## Written request
Repeat the records in full and exactly, omitting pictures.

--- begin Task material ---

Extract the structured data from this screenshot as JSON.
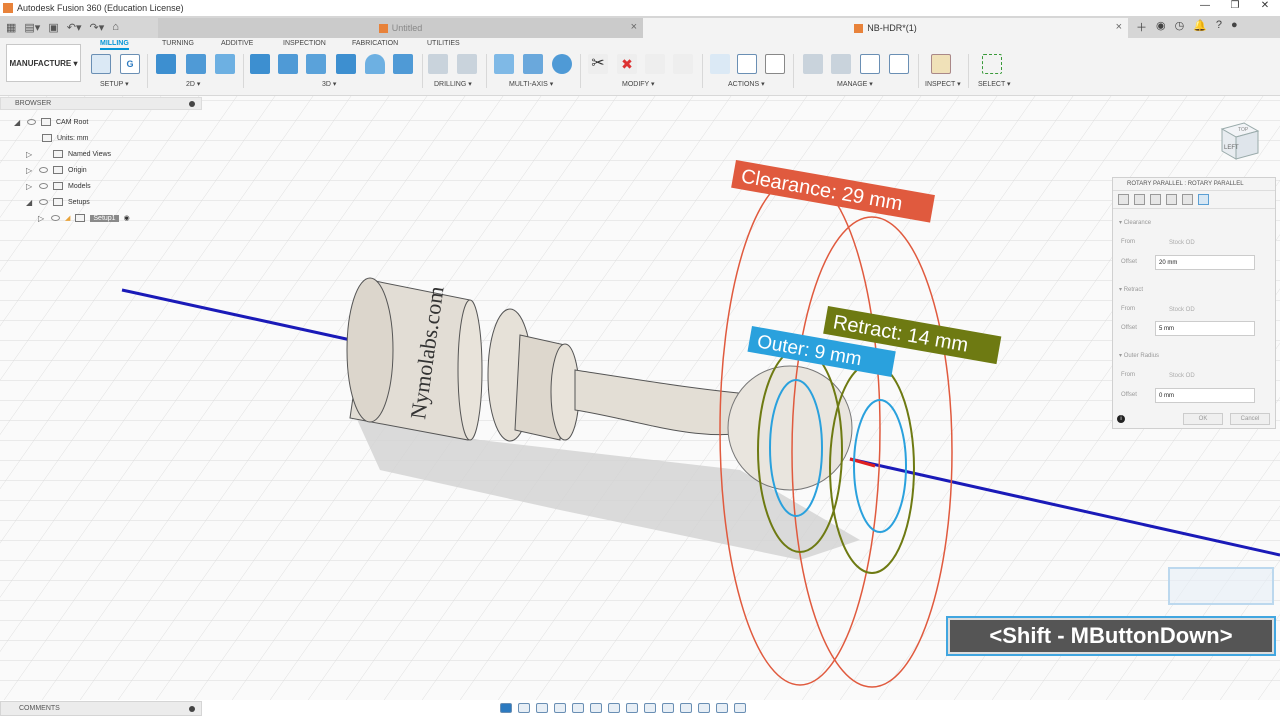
{
  "window": {
    "title": "Autodesk Fusion 360 (Education License)"
  },
  "tabs": {
    "untitled": "Untitled",
    "active": "NB-HDR*(1)"
  },
  "ribbon": {
    "workspace": "MANUFACTURE",
    "tabs": [
      "MILLING",
      "TURNING",
      "ADDITIVE",
      "INSPECTION",
      "FABRICATION",
      "UTILITIES"
    ],
    "groups": [
      "SETUP",
      "2D",
      "3D",
      "DRILLING",
      "MULTI-AXIS",
      "MODIFY",
      "ACTIONS",
      "MANAGE",
      "INSPECT",
      "SELECT"
    ],
    "icon_g": "G"
  },
  "browser": {
    "header": "BROWSER",
    "items": [
      "CAM Root",
      "Units: mm",
      "Named Views",
      "Origin",
      "Models",
      "Setups",
      "Setup1"
    ]
  },
  "panel": {
    "title": "ROTARY PARALLEL : ROTARY PARALLEL",
    "sections": {
      "clearance": "Clearance",
      "retract": "Retract",
      "outer": "Outer Radius"
    },
    "from_label": "From",
    "offset_label": "Offset",
    "from_value": "Stock OD",
    "clearance_offset": "20 mm",
    "retract_offset": "5 mm",
    "outer_offset": "0 mm",
    "ok": "OK",
    "cancel": "Cancel",
    "info": "i"
  },
  "viewport": {
    "model_text": "Nymolabs.com",
    "clearance_label": "Clearance: 29 mm",
    "retract_label": "Retract: 14 mm",
    "outer_label": "Outer: 9 mm",
    "viewcube_face": "LEFT",
    "viewcube_top": "TOP",
    "shortcut": "<Shift - MButtonDown>",
    "colors": {
      "clearance": "#e05a3e",
      "retract": "#6e7a12",
      "outer": "#2aa1dd",
      "axis": "#1a1ab8"
    }
  },
  "comments": {
    "label": "COMMENTS"
  }
}
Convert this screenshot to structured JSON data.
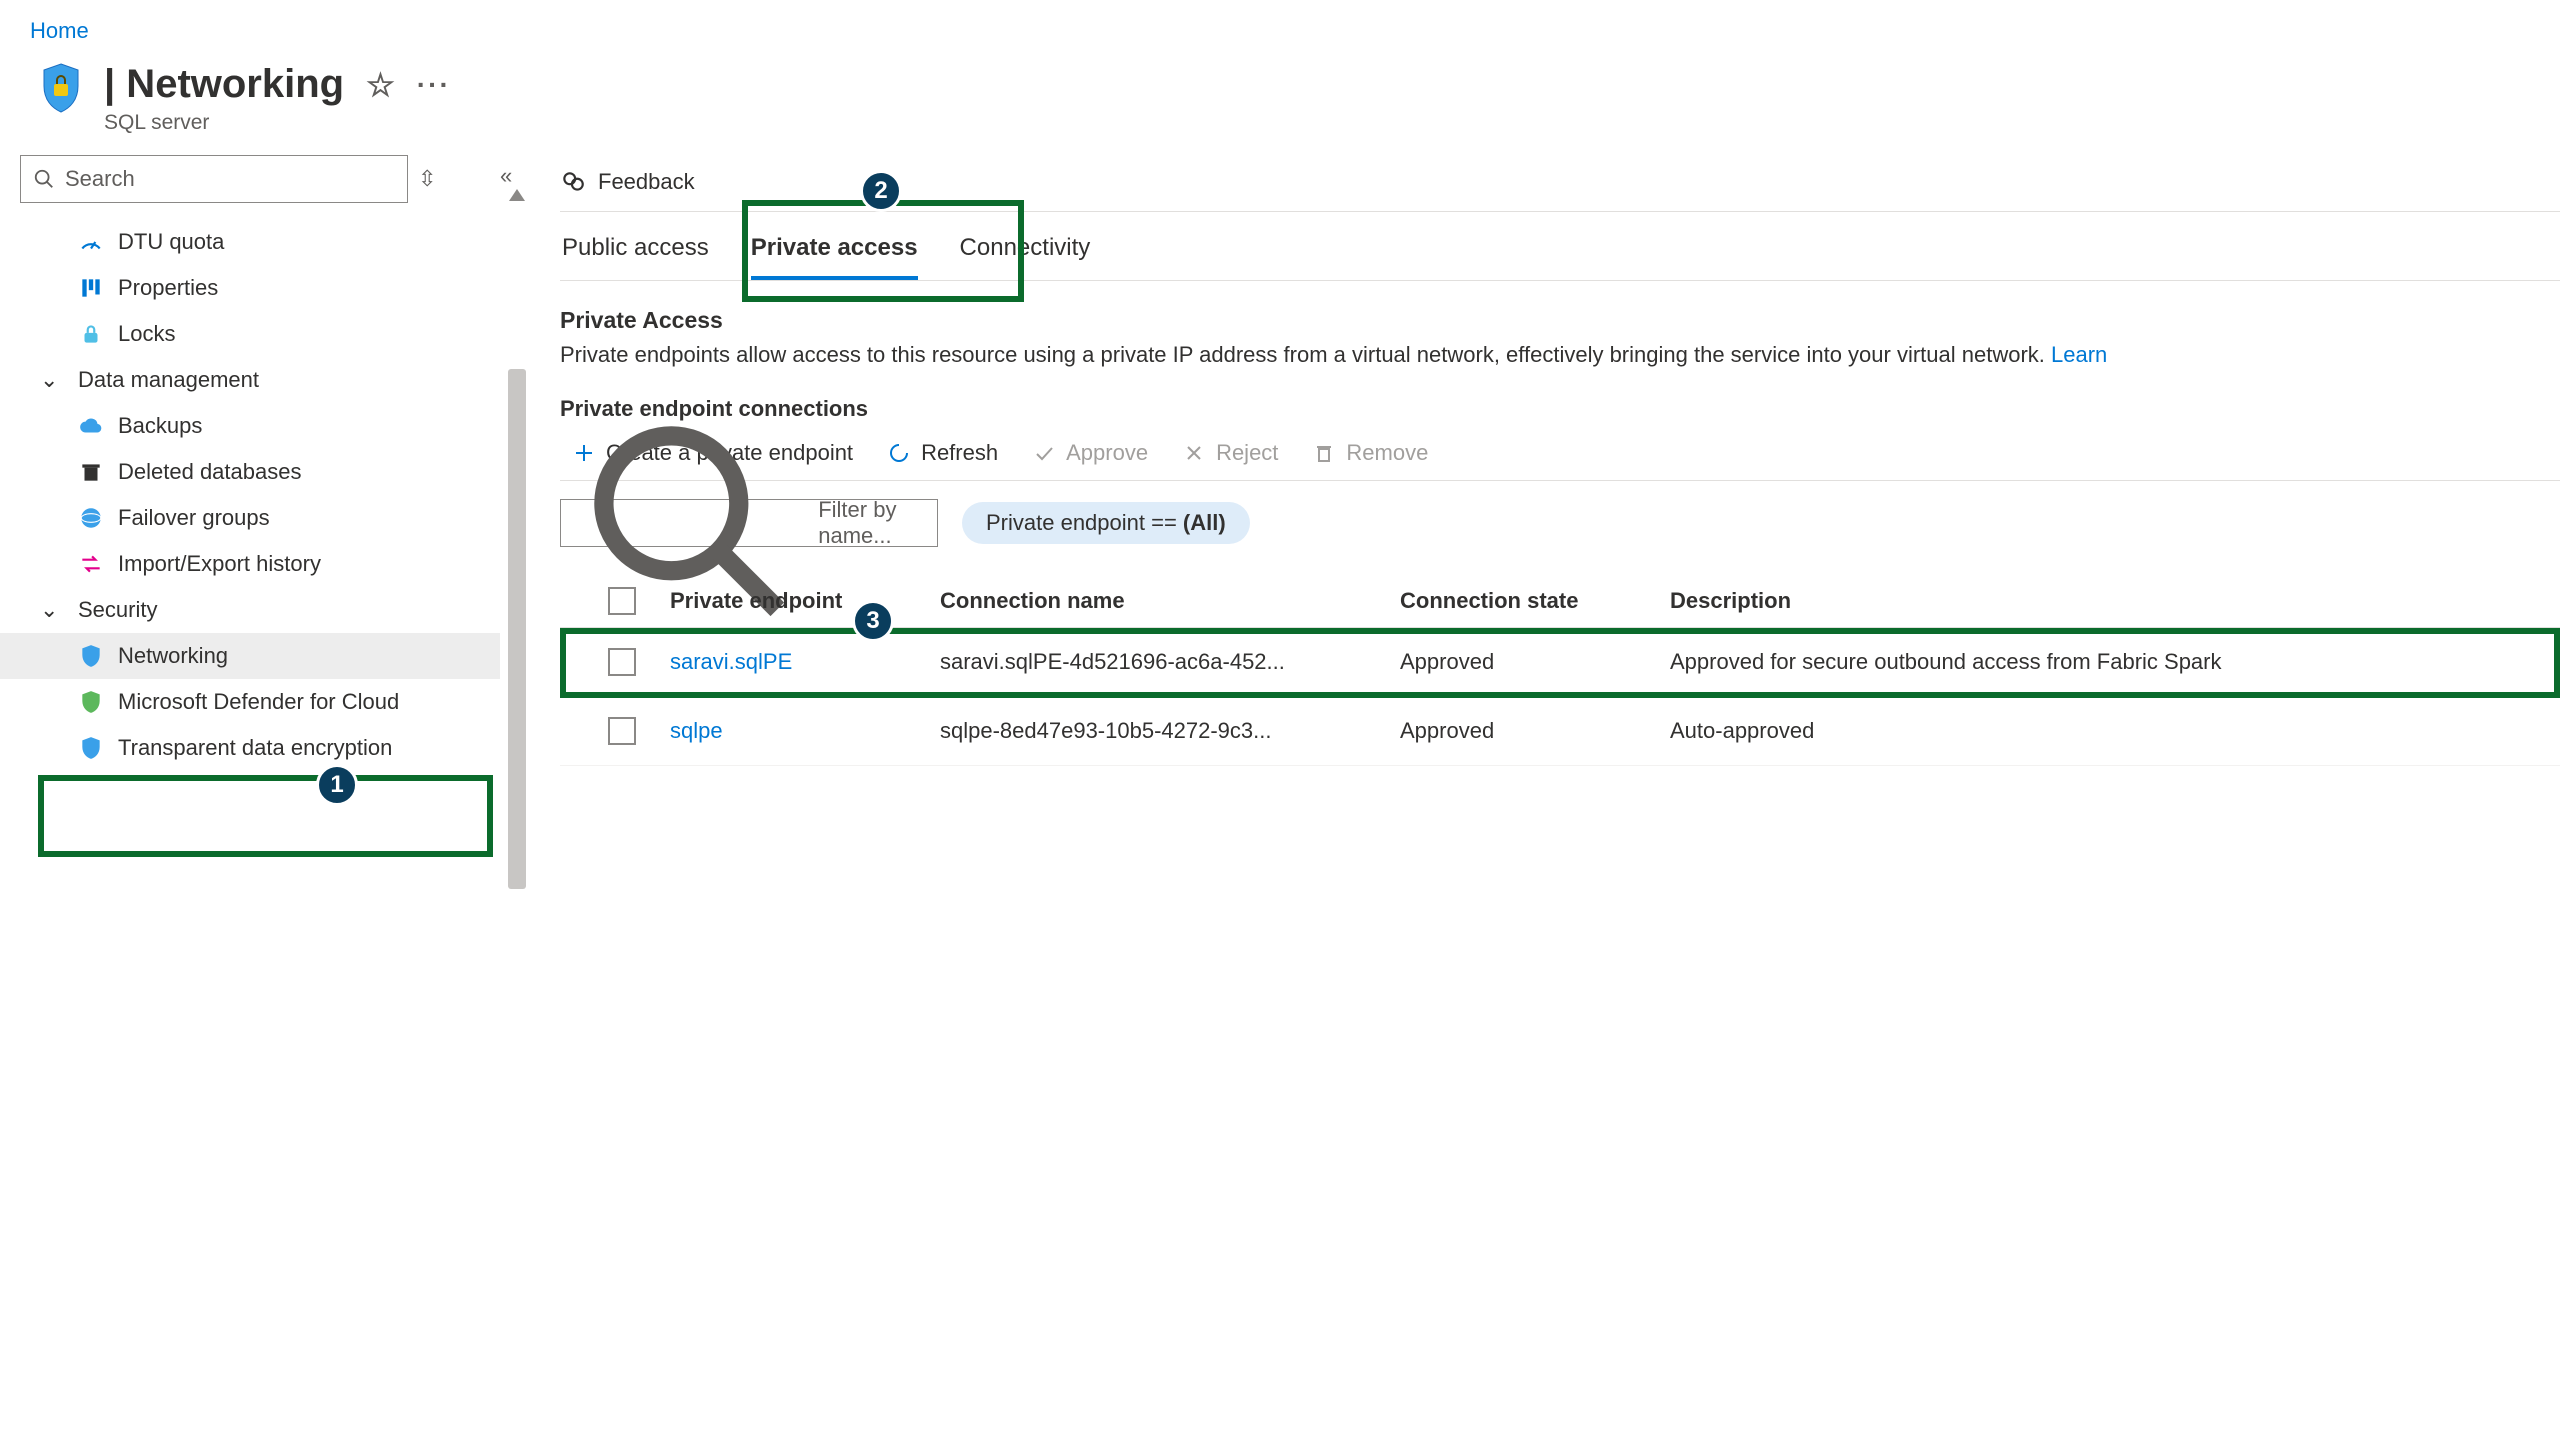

--- end Task material ---

## The reply
Extract the structured data from this screenshot as JSON.
{
  "window": {
    "title": "Autodesk Fusion 360 (Education License)"
  },
  "tabs": {
    "untitled": "Untitled",
    "active": "NB-HDR*(1)"
  },
  "ribbon": {
    "workspace": "MANUFACTURE",
    "tabs": [
      "MILLING",
      "TURNING",
      "ADDITIVE",
      "INSPECTION",
      "FABRICATION",
      "UTILITIES"
    ],
    "groups": [
      "SETUP",
      "2D",
      "3D",
      "DRILLING",
      "MULTI-AXIS",
      "MODIFY",
      "ACTIONS",
      "MANAGE",
      "INSPECT",
      "SELECT"
    ],
    "icon_g": "G"
  },
  "browser": {
    "header": "BROWSER",
    "items": [
      "CAM Root",
      "Units: mm",
      "Named Views",
      "Origin",
      "Models",
      "Setups",
      "Setup1"
    ]
  },
  "panel": {
    "title": "ROTARY PARALLEL : ROTARY PARALLEL",
    "sections": {
      "clearance": "Clearance",
      "retract": "Retract",
      "outer": "Outer Radius"
    },
    "from_label": "From",
    "offset_label": "Offset",
    "from_value": "Stock OD",
    "clearance_offset": "20 mm",
    "retract_offset": "5 mm",
    "outer_offset": "0 mm",
    "ok": "OK",
    "cancel": "Cancel",
    "info": "i"
  },
  "viewport": {
    "model_text": "Nymolabs.com",
    "clearance_label": "Clearance: 29 mm",
    "retract_label": "Retract: 14 mm",
    "outer_label": "Outer: 9 mm",
    "viewcube_face": "LEFT",
    "viewcube_top": "TOP",
    "shortcut": "<Shift - MButtonDown>",
    "colors": {
      "clearance": "#e05a3e",
      "retract": "#6e7a12",
      "outer": "#2aa1dd",
      "axis": "#1a1ab8"
    }
  },
  "comments": {
    "label": "COMMENTS"
  }
}
Convert this screenshot to structured JSON data.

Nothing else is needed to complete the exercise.